Entries with figure data:
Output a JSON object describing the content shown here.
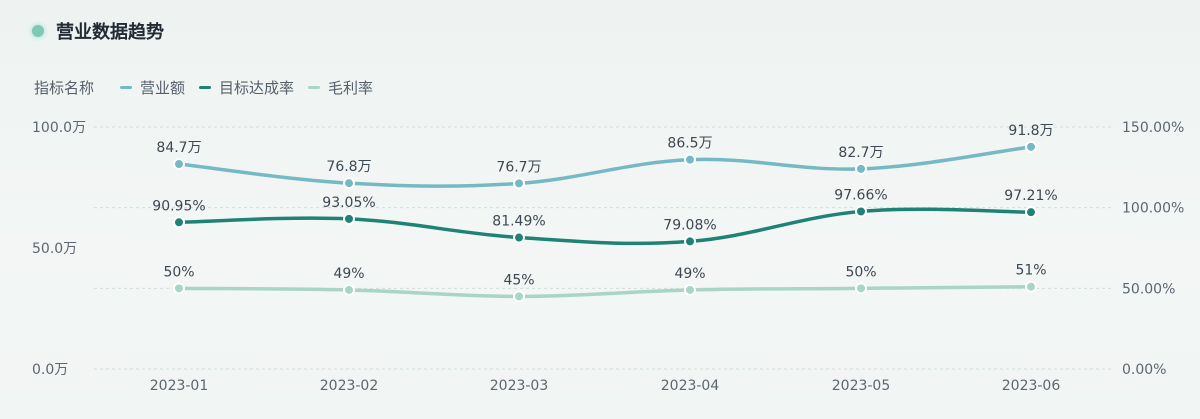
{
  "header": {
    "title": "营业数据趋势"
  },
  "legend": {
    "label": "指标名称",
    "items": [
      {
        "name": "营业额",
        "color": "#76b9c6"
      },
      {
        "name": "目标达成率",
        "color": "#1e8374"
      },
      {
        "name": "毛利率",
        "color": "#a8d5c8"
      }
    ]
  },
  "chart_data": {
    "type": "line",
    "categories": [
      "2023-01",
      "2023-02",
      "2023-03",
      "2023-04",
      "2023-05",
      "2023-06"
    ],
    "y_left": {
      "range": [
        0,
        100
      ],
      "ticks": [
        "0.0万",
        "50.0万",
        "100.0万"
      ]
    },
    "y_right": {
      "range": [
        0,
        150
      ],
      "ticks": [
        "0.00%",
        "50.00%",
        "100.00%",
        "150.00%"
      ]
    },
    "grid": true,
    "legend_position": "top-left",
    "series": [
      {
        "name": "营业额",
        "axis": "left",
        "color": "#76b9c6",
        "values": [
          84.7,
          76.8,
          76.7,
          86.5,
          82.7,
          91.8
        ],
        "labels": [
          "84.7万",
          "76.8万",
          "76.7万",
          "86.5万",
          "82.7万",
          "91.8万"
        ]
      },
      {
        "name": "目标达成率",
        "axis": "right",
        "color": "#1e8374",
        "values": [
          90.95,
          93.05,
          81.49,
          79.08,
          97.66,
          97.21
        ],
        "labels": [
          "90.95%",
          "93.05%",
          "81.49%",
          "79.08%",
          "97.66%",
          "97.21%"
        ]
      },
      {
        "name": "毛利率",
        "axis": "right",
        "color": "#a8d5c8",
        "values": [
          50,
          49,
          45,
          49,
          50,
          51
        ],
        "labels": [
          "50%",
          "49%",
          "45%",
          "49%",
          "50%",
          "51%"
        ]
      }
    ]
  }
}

...

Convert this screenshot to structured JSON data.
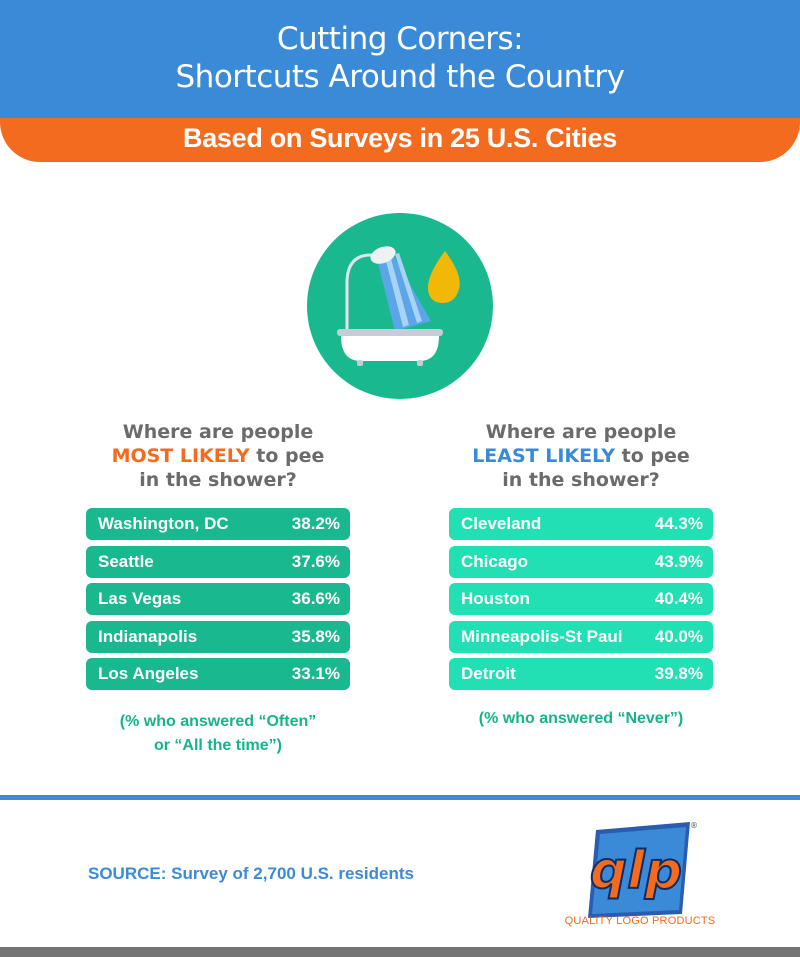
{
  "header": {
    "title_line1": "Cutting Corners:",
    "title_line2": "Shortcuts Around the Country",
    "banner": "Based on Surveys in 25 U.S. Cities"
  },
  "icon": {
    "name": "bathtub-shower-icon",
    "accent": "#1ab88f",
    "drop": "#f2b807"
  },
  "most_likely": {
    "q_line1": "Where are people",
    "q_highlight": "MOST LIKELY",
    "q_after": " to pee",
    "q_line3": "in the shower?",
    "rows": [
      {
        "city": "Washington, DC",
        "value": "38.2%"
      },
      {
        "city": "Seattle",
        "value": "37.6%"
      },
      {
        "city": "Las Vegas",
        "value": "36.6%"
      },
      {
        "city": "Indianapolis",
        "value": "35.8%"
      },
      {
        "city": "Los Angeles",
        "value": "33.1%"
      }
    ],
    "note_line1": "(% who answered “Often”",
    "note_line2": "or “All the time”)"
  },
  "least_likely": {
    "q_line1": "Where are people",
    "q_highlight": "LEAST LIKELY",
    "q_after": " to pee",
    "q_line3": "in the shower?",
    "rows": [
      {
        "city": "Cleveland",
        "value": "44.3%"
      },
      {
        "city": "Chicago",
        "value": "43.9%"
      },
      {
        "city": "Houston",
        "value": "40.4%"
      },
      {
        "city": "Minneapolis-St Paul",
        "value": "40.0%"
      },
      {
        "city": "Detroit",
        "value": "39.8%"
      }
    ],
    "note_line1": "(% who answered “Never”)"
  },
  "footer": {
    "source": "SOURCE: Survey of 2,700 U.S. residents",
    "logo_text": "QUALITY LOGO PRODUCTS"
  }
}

YOUR GOAL: Scan the listing above. Gather each line that contains the word "city".

TASK OUTPUT:
        "city": "Washington, DC",
        "city": "Seattle",
        "city": "Las Vegas",
        "city": "Indianapolis",
        "city": "Los Angeles",
        "city": "Cleveland",
        "city": "Chicago",
        "city": "Houston",
        "city": "Minneapolis-St Paul",
        "city": "Detroit",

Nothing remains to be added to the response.